PROBLEM STATEMENT: Find each line with the word "sociales" and copy it.

DATA LISTING:
--- START ---

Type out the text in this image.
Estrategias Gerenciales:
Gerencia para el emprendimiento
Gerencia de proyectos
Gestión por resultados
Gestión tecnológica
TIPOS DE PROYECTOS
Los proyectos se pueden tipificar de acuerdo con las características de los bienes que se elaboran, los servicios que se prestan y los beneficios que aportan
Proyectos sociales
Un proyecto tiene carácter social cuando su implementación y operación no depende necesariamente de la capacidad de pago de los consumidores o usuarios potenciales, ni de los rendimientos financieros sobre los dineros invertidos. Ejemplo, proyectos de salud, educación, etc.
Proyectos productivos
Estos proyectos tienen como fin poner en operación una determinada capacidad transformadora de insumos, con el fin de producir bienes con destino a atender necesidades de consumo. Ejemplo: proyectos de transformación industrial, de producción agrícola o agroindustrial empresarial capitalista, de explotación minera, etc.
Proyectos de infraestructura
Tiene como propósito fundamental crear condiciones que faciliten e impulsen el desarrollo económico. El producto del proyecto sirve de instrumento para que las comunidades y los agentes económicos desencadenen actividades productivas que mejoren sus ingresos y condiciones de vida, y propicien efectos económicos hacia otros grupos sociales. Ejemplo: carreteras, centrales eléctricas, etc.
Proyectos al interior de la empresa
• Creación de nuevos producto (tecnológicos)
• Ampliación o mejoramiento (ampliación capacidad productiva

--- END ---

FULL ANSWER:
Proyectos sociales
Tiene como propósito fundamental crear condiciones que faciliten e impulsen el desarrollo económico. El producto del proyecto sirve de instrumento para que las comunidades y los agentes económicos desencadenen actividades productivas que mejoren sus ingresos y condiciones de vida, y propicien efectos económicos hacia otros grupos sociales. Ejemplo: carreteras, centrales eléctricas, etc.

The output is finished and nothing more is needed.